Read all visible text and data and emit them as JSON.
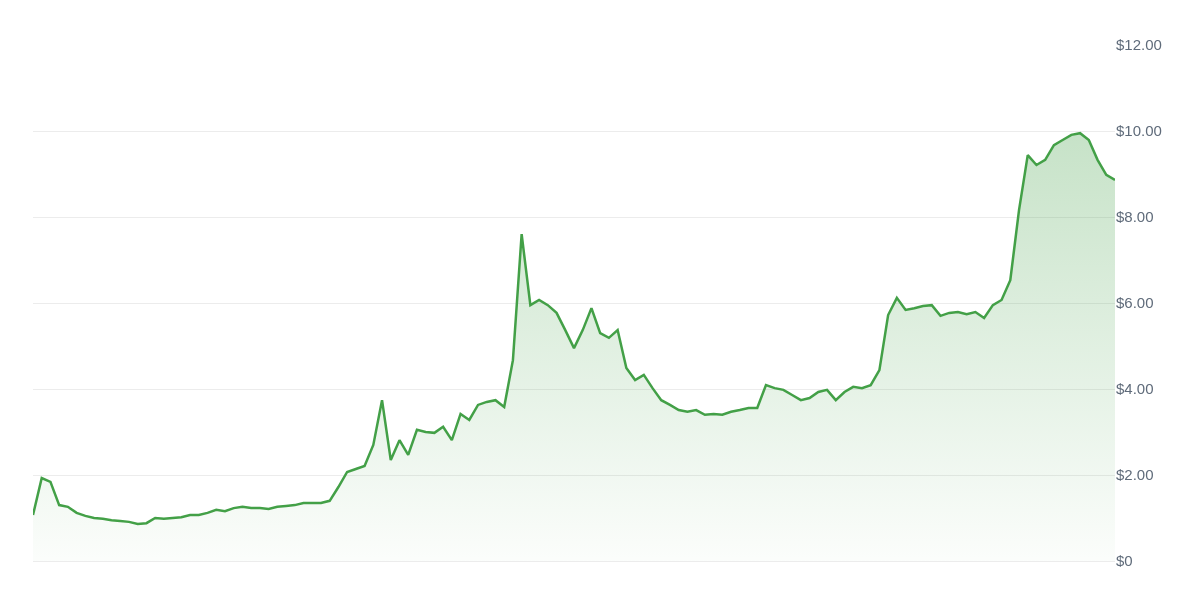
{
  "chart_data": {
    "type": "area",
    "categories": [
      null,
      null,
      null,
      null,
      null,
      null,
      null,
      null,
      null,
      null,
      null,
      null,
      null,
      null,
      null,
      null,
      null,
      null,
      null,
      null,
      null,
      null,
      null,
      null,
      null,
      null,
      null,
      null,
      null,
      null,
      null,
      null,
      null,
      null,
      null,
      null,
      null,
      null,
      null,
      null,
      null,
      null,
      null,
      null,
      null,
      null,
      null,
      null,
      null,
      null,
      null,
      null,
      null,
      null,
      null,
      null,
      null,
      null,
      null,
      null,
      null,
      null,
      null,
      null,
      null,
      null,
      null,
      null,
      null,
      null,
      null,
      null,
      null,
      null,
      null,
      null,
      null,
      null,
      null,
      null,
      null,
      null,
      null,
      null,
      null,
      null,
      null,
      null,
      null,
      null,
      null,
      null,
      null,
      null,
      null,
      null,
      null,
      null,
      null,
      null,
      null,
      null,
      null,
      null,
      null,
      null,
      null,
      null,
      null,
      null,
      null,
      null,
      null,
      null,
      null,
      null,
      null,
      null,
      null,
      null,
      null,
      null,
      null,
      null,
      null
    ],
    "series": [
      {
        "color": "#43a047",
        "values": [
          1.07,
          1.93,
          1.84,
          1.3,
          1.26,
          1.12,
          1.05,
          1.0,
          0.98,
          0.95,
          0.93,
          0.91,
          0.86,
          0.88,
          1.0,
          0.98,
          1.0,
          1.02,
          1.07,
          1.07,
          1.12,
          1.19,
          1.16,
          1.23,
          1.26,
          1.23,
          1.23,
          1.21,
          1.26,
          1.28,
          1.3,
          1.35,
          1.35,
          1.35,
          1.4,
          1.72,
          2.07,
          2.14,
          2.21,
          2.7,
          3.74,
          2.35,
          2.81,
          2.47,
          3.05,
          3.0,
          2.98,
          3.12,
          2.81,
          3.42,
          3.28,
          3.63,
          3.7,
          3.74,
          3.58,
          4.67,
          7.6,
          5.95,
          6.07,
          5.95,
          5.77,
          5.37,
          4.95,
          5.37,
          5.88,
          5.3,
          5.19,
          5.37,
          4.49,
          4.21,
          4.33,
          4.02,
          3.74,
          3.63,
          3.51,
          3.47,
          3.51,
          3.4,
          3.42,
          3.4,
          3.47,
          3.51,
          3.56,
          3.56,
          4.09,
          4.02,
          3.98,
          3.86,
          3.74,
          3.79,
          3.93,
          3.98,
          3.74,
          3.93,
          4.05,
          4.02,
          4.09,
          4.44,
          5.72,
          6.12,
          5.84,
          5.88,
          5.93,
          5.95,
          5.7,
          5.77,
          5.79,
          5.74,
          5.79,
          5.65,
          5.95,
          6.07,
          6.53,
          8.16,
          9.44,
          9.21,
          9.33,
          9.67,
          9.79,
          9.91,
          9.95,
          9.79,
          9.33,
          8.98,
          8.86
        ]
      }
    ],
    "ylim": [
      0,
      12
    ],
    "yticks": [
      {
        "value": 0,
        "label": "$0"
      },
      {
        "value": 2,
        "label": "$2.00"
      },
      {
        "value": 4,
        "label": "$4.00"
      },
      {
        "value": 6,
        "label": "$6.00"
      },
      {
        "value": 8,
        "label": "$8.00"
      },
      {
        "value": 10,
        "label": "$10.00"
      },
      {
        "value": 12,
        "label": "$12.00"
      }
    ],
    "grid": "y",
    "tick_labels": "y"
  }
}
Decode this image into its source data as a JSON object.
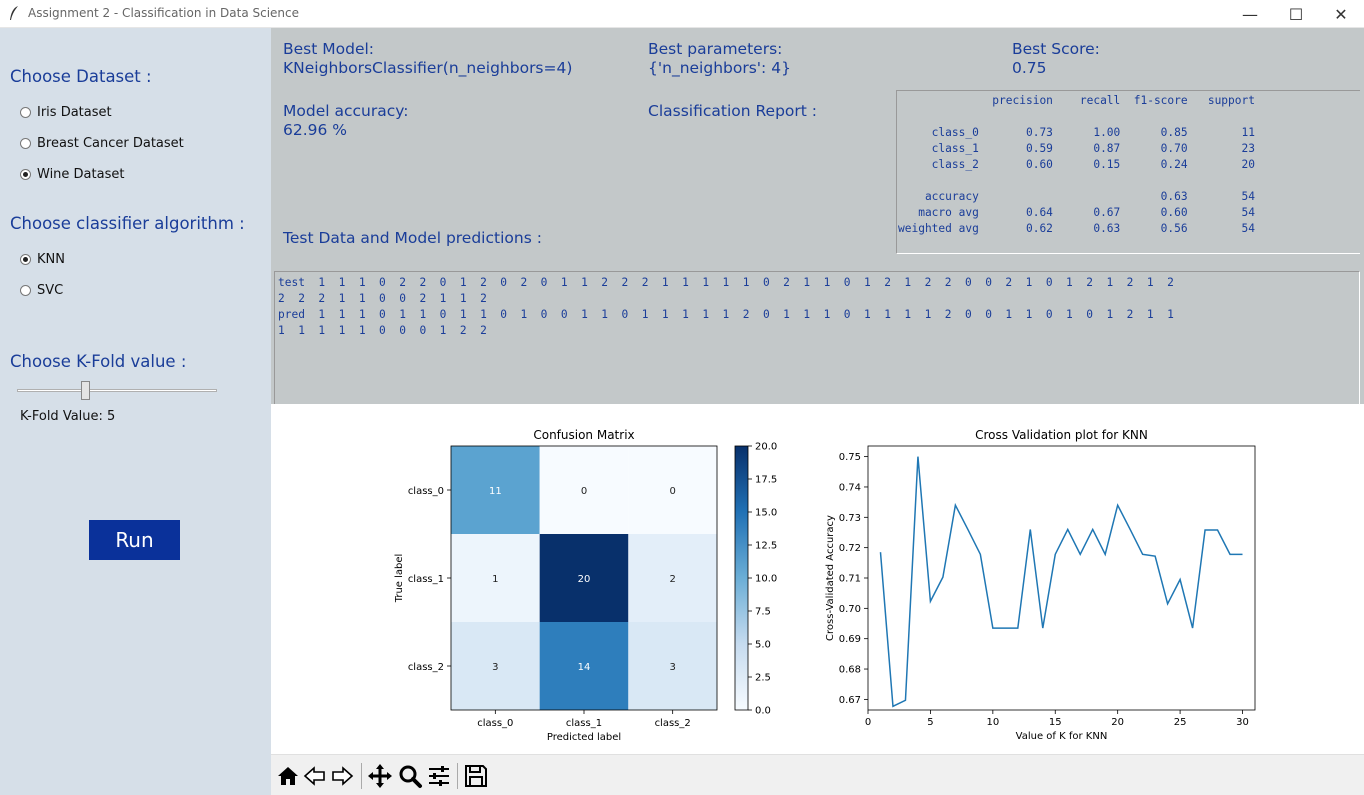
{
  "window": {
    "title": "Assignment 2 - Classification in Data Science",
    "minimize": "—",
    "maximize": "☐",
    "close": "✕"
  },
  "sidebar": {
    "dataset_heading": "Choose Dataset :",
    "datasets": [
      {
        "label": "Iris Dataset",
        "selected": false
      },
      {
        "label": "Breast Cancer Dataset",
        "selected": false
      },
      {
        "label": "Wine Dataset",
        "selected": true
      }
    ],
    "classifier_heading": "Choose classifier algorithm :",
    "classifiers": [
      {
        "label": "KNN",
        "selected": true
      },
      {
        "label": "SVC",
        "selected": false
      }
    ],
    "kfold_heading": "Choose K-Fold value :",
    "kfold_value_label": "K-Fold Value: 5",
    "kfold_slider_value": 5,
    "run_label": "Run"
  },
  "results": {
    "best_model_title": "Best Model:",
    "best_model_value": "KNeighborsClassifier(n_neighbors=4)",
    "best_params_title": "Best parameters:",
    "best_params_value": "{'n_neighbors': 4}",
    "best_score_title": "Best Score:",
    "best_score_value": "0.75",
    "accuracy_title": "Model accuracy:",
    "accuracy_value": "62.96 %",
    "report_title": "Classification Report :",
    "predictions_title": "Test Data and Model predictions :",
    "report_text": "              precision    recall  f1-score   support\n\n     class_0       0.73      1.00      0.85        11\n     class_1       0.59      0.87      0.70        23\n     class_2       0.60      0.15      0.24        20\n\n    accuracy                           0.63        54\n   macro avg       0.64      0.67      0.60        54\nweighted avg       0.62      0.63      0.56        54",
    "predictions_text": "test  1  1  1  0  2  2  0  1  2  0  2  0  1  1  2  2  2  1  1  1  1  1  0  2  1  1  0  1  2  1  2  2  0  0  2  1  0  1  2  1  2  1  2\n2  2  2  1  1  0  0  2  1  1  2\npred  1  1  1  0  1  1  0  1  1  0  1  0  0  1  1  0  1  1  1  1  1  2  0  1  1  1  0  1  1  1  1  2  0  0  1  1  0  1  0  1  2  1  1\n1  1  1  1  1  0  0  0  1  2  2"
  },
  "chart_data": [
    {
      "type": "heatmap",
      "title": "Confusion Matrix",
      "xlabel": "Predicted label",
      "ylabel": "True label",
      "x_categories": [
        "class_0",
        "class_1",
        "class_2"
      ],
      "y_categories": [
        "class_0",
        "class_1",
        "class_2"
      ],
      "values": [
        [
          11,
          0,
          0
        ],
        [
          1,
          20,
          2
        ],
        [
          3,
          14,
          3
        ]
      ],
      "colorbar_range": [
        0,
        20
      ],
      "colorbar_ticks": [
        "0.0",
        "2.5",
        "5.0",
        "7.5",
        "10.0",
        "12.5",
        "15.0",
        "17.5",
        "20.0"
      ],
      "colormap": "Blues"
    },
    {
      "type": "line",
      "title": "Cross Validation plot for KNN",
      "xlabel": "Value of K for KNN",
      "ylabel": "Cross-Validated Accuracy",
      "xlim": [
        0,
        31
      ],
      "ylim": [
        0.6665,
        0.7535
      ],
      "x_ticks": [
        0,
        5,
        10,
        15,
        20,
        25,
        30
      ],
      "y_ticks": [
        0.67,
        0.68,
        0.69,
        0.7,
        0.71,
        0.72,
        0.73,
        0.74,
        0.75
      ],
      "x": [
        1,
        2,
        3,
        4,
        5,
        6,
        7,
        8,
        9,
        10,
        11,
        12,
        13,
        14,
        15,
        16,
        17,
        18,
        19,
        20,
        21,
        22,
        23,
        24,
        25,
        26,
        27,
        28,
        29,
        30
      ],
      "series": [
        {
          "values": [
            0.7185,
            0.6677,
            0.6697,
            0.75,
            0.7023,
            0.7103,
            0.734,
            0.726,
            0.7178,
            0.6935,
            0.6935,
            0.6935,
            0.726,
            0.6935,
            0.7178,
            0.726,
            0.7178,
            0.726,
            0.7178,
            0.734,
            0.726,
            0.7178,
            0.7172,
            0.7015,
            0.7095,
            0.6935,
            0.7258,
            0.7258,
            0.7178,
            0.7178
          ],
          "color": "#1f77b4"
        }
      ]
    }
  ],
  "toolbar": {
    "icons": [
      "home-icon",
      "back-icon",
      "forward-icon",
      "pan-icon",
      "zoom-icon",
      "configure-icon",
      "save-icon"
    ]
  }
}
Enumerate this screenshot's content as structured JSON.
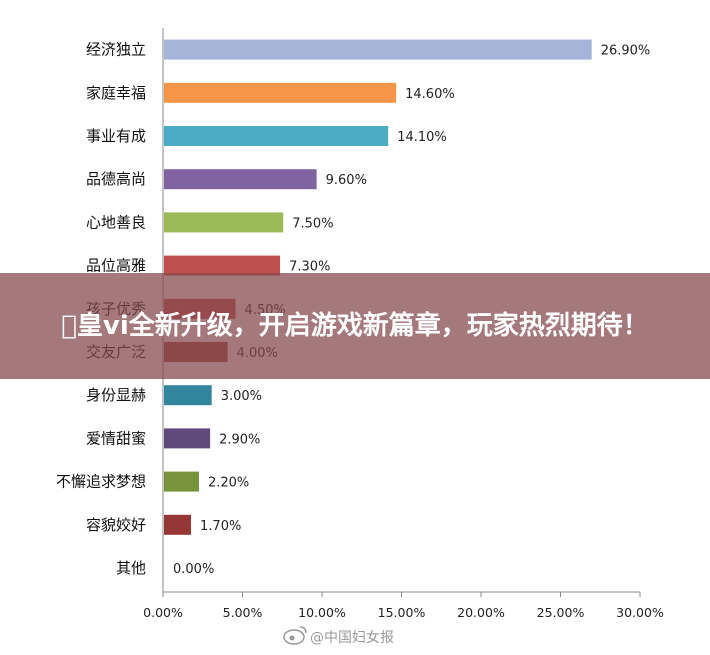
+---+
Pull out all lines from the entries above in which the word "JSON" appears.

*EXERCISE RESPONSE:*
Read all visible text and data and emit them as JSON.
Decode this image into its source data as a JSON object.
Enumerate this screenshot's content as structured JSON.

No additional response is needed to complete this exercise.